- _Required work_
Copy everything in the listing below word for word, apart from any images.

──────── Data to use

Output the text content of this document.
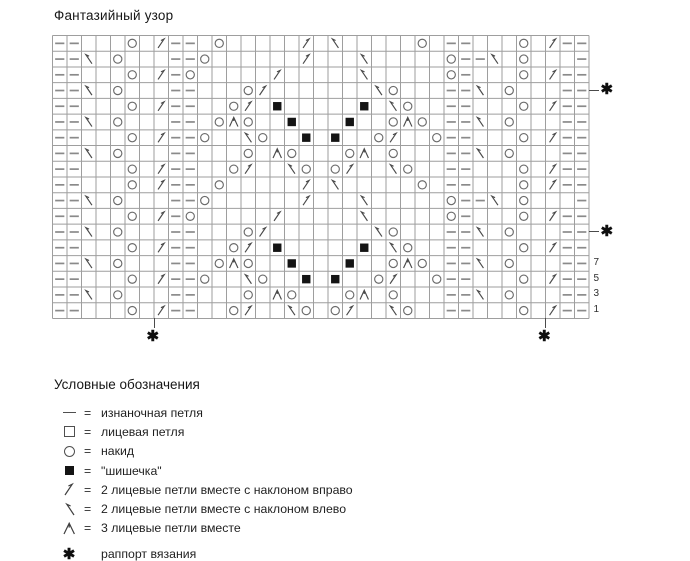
Фантазийный узор
7
5
3
1
✱
✱
✱	✱
Условные обозначения
= изнаночная петля
= лицевая петля
= накид
= "шишечка"
= 2 лицевые петли вместе с наклоном вправо
= 2 лицевые петли вместе с наклоном влево
= 3 лицевые петли вместе
✱ раппорт вязания
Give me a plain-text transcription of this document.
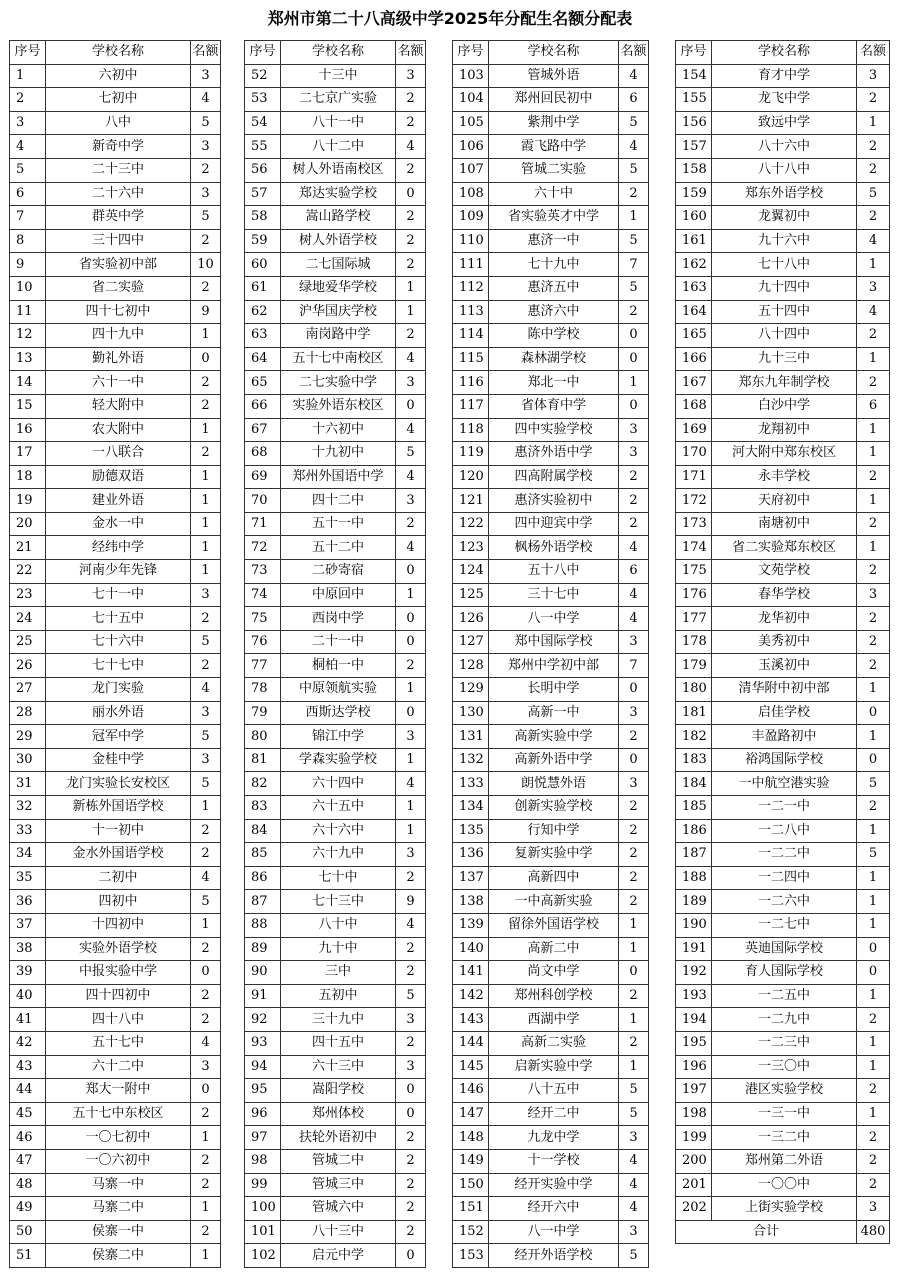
郑州市第二十八高级中学2025年分配生名额分配表
序号	学校名称	名额
1	六初中	3
2	七初中	4
3	八中	5
4	新奇中学	3
5	二十三中	2
6	二十六中	3
7	群英中学	5
8	三十四中	2
9	省实验初中部	10
10	省二实验	2
11	四十七初中	9
12	四十九中	1
13	勤礼外语	0
14	六十一中	2
15	轻大附中	2
16	农大附中	1
17	一八联合	2
18	励德双语	1
19	建业外语	1
20	金水一中	1
21	经纬中学	1
22	河南少年先锋	1
23	七十一中	3
24	七十五中	2
25	七十六中	5
26	七十七中	2
27	龙门实验	4
28	丽水外语	3
29	冠军中学	5
30	金桂中学	3
31	龙门实验长安校区	5
32	新栋外国语学校	1
33	十一初中	2
34	金水外国语学校	2
35	二初中	4
36	四初中	5
37	十四初中	1
38	实验外语学校	2
39	中报实验中学	0
40	四十四初中	2
41	四十八中	2
42	五十七中	4
43	六十二中	3
44	郑大一附中	0
45	五十七中东校区	2
46	一〇七初中	1
47	一〇六初中	2
48	马寨一中	2
49	马寨二中	1
50	侯寨一中	2
51	侯寨二中	1
序号	学校名称	名额
52	十三中	3
53	二七京广实验	2
54	八十一中	2
55	八十二中	4
56	树人外语南校区	2
57	郑达实验学校	0
58	嵩山路学校	2
59	树人外语学校	2
60	二七国际城	2
61	绿地爱华学校	1
62	沪华国庆学校	1
63	南岗路中学	2
64	五十七中南校区	4
65	二七实验中学	3
66	实验外语东校区	0
67	十六初中	4
68	十九初中	5
69	郑州外国语中学	4
70	四十二中	3
71	五十一中	2
72	五十二中	4
73	二砂寄宿	0
74	中原回中	1
75	西岗中学	0
76	二十一中	0
77	桐柏一中	2
78	中原领航实验	1
79	西斯达学校	0
80	锦江中学	3
81	学森实验学校	1
82	六十四中	4
83	六十五中	1
84	六十六中	1
85	六十九中	3
86	七十中	2
87	七十三中	9
88	八十中	4
89	九十中	2
90	三中	2
91	五初中	5
92	三十九中	3
93	四十五中	2
94	六十三中	3
95	嵩阳学校	0
96	郑州体校	0
97	扶轮外语初中	2
98	管城二中	2
99	管城三中	2
100	管城六中	2
101	八十三中	2
102	启元中学	0
序号	学校名称	名额
103	管城外语	4
104	郑州回民初中	6
105	紫荆中学	5
106	霞飞路中学	4
107	管城二实验	5
108	六十中	2
109	省实验英才中学	1
110	惠济一中	5
111	七十九中	7
112	惠济五中	5
113	惠济六中	2
114	陈中学校	0
115	森林湖学校	0
116	郑北一中	1
117	省体育中学	0
118	四中实验学校	3
119	惠济外语中学	3
120	四高附属学校	2
121	惠济实验初中	2
122	四中迎宾中学	2
123	枫杨外语学校	4
124	五十八中	6
125	三十七中	4
126	八一中学	4
127	郑中国际学校	3
128	郑州中学初中部	7
129	长明中学	0
130	高新一中	3
131	高新实验中学	2
132	高新外语中学	0
133	朗悦慧外语	3
134	创新实验学校	2
135	行知中学	2
136	复新实验中学	2
137	高新四中	2
138	一中高新实验	2
139	留徐外国语学校	1
140	高新二中	1
141	尚文中学	0
142	郑州科创学校	2
143	西湖中学	1
144	高新二实验	2
145	启新实验中学	1
146	八十五中	5
147	经开二中	5
148	九龙中学	3
149	十一学校	4
150	经开实验中学	4
151	经开六中	4
152	八一中学	3
153	经开外语学校	5
序号	学校名称	名额
154	育才中学	3
155	龙飞中学	2
156	致远中学	1
157	八十六中	2
158	八十八中	2
159	郑东外语学校	5
160	龙翼初中	2
161	九十六中	4
162	七十八中	1
163	九十四中	3
164	五十四中	4
165	八十四中	2
166	九十三中	1
167	郑东九年制学校	2
168	白沙中学	6
169	龙翔初中	1
170	河大附中郑东校区	1
171	永丰学校	2
172	天府初中	1
173	南塘初中	2
174	省二实验郑东校区	1
175	文苑学校	2
176	春华学校	3
177	龙华初中	2
178	美秀初中	2
179	玉溪初中	2
180	清华附中初中部	1
181	启佳学校	0
182	丰盈路初中	1
183	裕鸿国际学校	0
184	一中航空港实验	5
185	一二一中	2
186	一二八中	1
187	一二二中	5
188	一二四中	1
189	一二六中	1
190	一二七中	1
191	英迪国际学校	0
192	育人国际学校	0
193	一二五中	1
194	一二九中	2
195	一二三中	1
196	一三〇中	1
197	港区实验学校	2
198	一三一中	1
199	一三二中	2
200	郑州第二外语	2
201	一〇〇中	2
202	上街实验学校	3
合计		480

────────────────

- _Final result_
Output the text content of this document.
Фантазийный узор
7
5
3
1
✱
✱
✱	✱
Условные обозначения
= изнаночная петля
= лицевая петля
= накид
= "шишечка"
= 2 лицевые петли вместе с наклоном вправо
= 2 лицевые петли вместе с наклоном влево
= 3 лицевые петли вместе
✱ раппорт вязания
Give me a plain-text transcription of this document.
郑州市第二十八高级中学2025年分配生名额分配表
序号	学校名称	名额
1	六初中	3
2	七初中	4
3	八中	5
4	新奇中学	3
5	二十三中	2
6	二十六中	3
7	群英中学	5
8	三十四中	2
9	省实验初中部	10
10	省二实验	2
11	四十七初中	9
12	四十九中	1
13	勤礼外语	0
14	六十一中	2
15	轻大附中	2
16	农大附中	1
17	一八联合	2
18	励德双语	1
19	建业外语	1
20	金水一中	1
21	经纬中学	1
22	河南少年先锋	1
23	七十一中	3
24	七十五中	2
25	七十六中	5
26	七十七中	2
27	龙门实验	4
28	丽水外语	3
29	冠军中学	5
30	金桂中学	3
31	龙门实验长安校区	5
32	新栋外国语学校	1
33	十一初中	2
34	金水外国语学校	2
35	二初中	4
36	四初中	5
37	十四初中	1
38	实验外语学校	2
39	中报实验中学	0
40	四十四初中	2
41	四十八中	2
42	五十七中	4
43	六十二中	3
44	郑大一附中	0
45	五十七中东校区	2
46	一〇七初中	1
47	一〇六初中	2
48	马寨一中	2
49	马寨二中	1
50	侯寨一中	2
51	侯寨二中	1
序号	学校名称	名额
52	十三中	3
53	二七京广实验	2
54	八十一中	2
55	八十二中	4
56	树人外语南校区	2
57	郑达实验学校	0
58	嵩山路学校	2
59	树人外语学校	2
60	二七国际城	2
61	绿地爱华学校	1
62	沪华国庆学校	1
63	南岗路中学	2
64	五十七中南校区	4
65	二七实验中学	3
66	实验外语东校区	0
67	十六初中	4
68	十九初中	5
69	郑州外国语中学	4
70	四十二中	3
71	五十一中	2
72	五十二中	4
73	二砂寄宿	0
74	中原回中	1
75	西岗中学	0
76	二十一中	0
77	桐柏一中	2
78	中原领航实验	1
79	西斯达学校	0
80	锦江中学	3
81	学森实验学校	1
82	六十四中	4
83	六十五中	1
84	六十六中	1
85	六十九中	3
86	七十中	2
87	七十三中	9
88	八十中	4
89	九十中	2
90	三中	2
91	五初中	5
92	三十九中	3
93	四十五中	2
94	六十三中	3
95	嵩阳学校	0
96	郑州体校	0
97	扶轮外语初中	2
98	管城二中	2
99	管城三中	2
100	管城六中	2
101	八十三中	2
102	启元中学	0
序号	学校名称	名额
103	管城外语	4
104	郑州回民初中	6
105	紫荆中学	5
106	霞飞路中学	4
107	管城二实验	5
108	六十中	2
109	省实验英才中学	1
110	惠济一中	5
111	七十九中	7
112	惠济五中	5
113	惠济六中	2
114	陈中学校	0
115	森林湖学校	0
116	郑北一中	1
117	省体育中学	0
118	四中实验学校	3
119	惠济外语中学	3
120	四高附属学校	2
121	惠济实验初中	2
122	四中迎宾中学	2
123	枫杨外语学校	4
124	五十八中	6
125	三十七中	4
126	八一中学	4
127	郑中国际学校	3
128	郑州中学初中部	7
129	长明中学	0
130	高新一中	3
131	高新实验中学	2
132	高新外语中学	0
133	朗悦慧外语	3
134	创新实验学校	2
135	行知中学	2
136	复新实验中学	2
137	高新四中	2
138	一中高新实验	2
139	留徐外国语学校	1
140	高新二中	1
141	尚文中学	0
142	郑州科创学校	2
143	西湖中学	1
144	高新二实验	2
145	启新实验中学	1
146	八十五中	5
147	经开二中	5
148	九龙中学	3
149	十一学校	4
150	经开实验中学	4
151	经开六中	4
152	八一中学	3
153	经开外语学校	5
序号	学校名称	名额
154	育才中学	3
155	龙飞中学	2
156	致远中学	1
157	八十六中	2
158	八十八中	2
159	郑东外语学校	5
160	龙翼初中	2
161	九十六中	4
162	七十八中	1
163	九十四中	3
164	五十四中	4
165	八十四中	2
166	九十三中	1
167	郑东九年制学校	2
168	白沙中学	6
169	龙翔初中	1
170	河大附中郑东校区	1
171	永丰学校	2
172	天府初中	1
173	南塘初中	2
174	省二实验郑东校区	1
175	文苑学校	2
176	春华学校	3
177	龙华初中	2
178	美秀初中	2
179	玉溪初中	2
180	清华附中初中部	1
181	启佳学校	0
182	丰盈路初中	1
183	裕鸿国际学校	0
184	一中航空港实验	5
185	一二一中	2
186	一二八中	1
187	一二二中	5
188	一二四中	1
189	一二六中	1
190	一二七中	1
191	英迪国际学校	0
192	育人国际学校	0
193	一二五中	1
194	一二九中	2
195	一二三中	1
196	一三〇中	1
197	港区实验学校	2
198	一三一中	1
199	一三二中	2
200	郑州第二外语	2
201	一〇〇中	2
202	上街实验学校	3
合计		480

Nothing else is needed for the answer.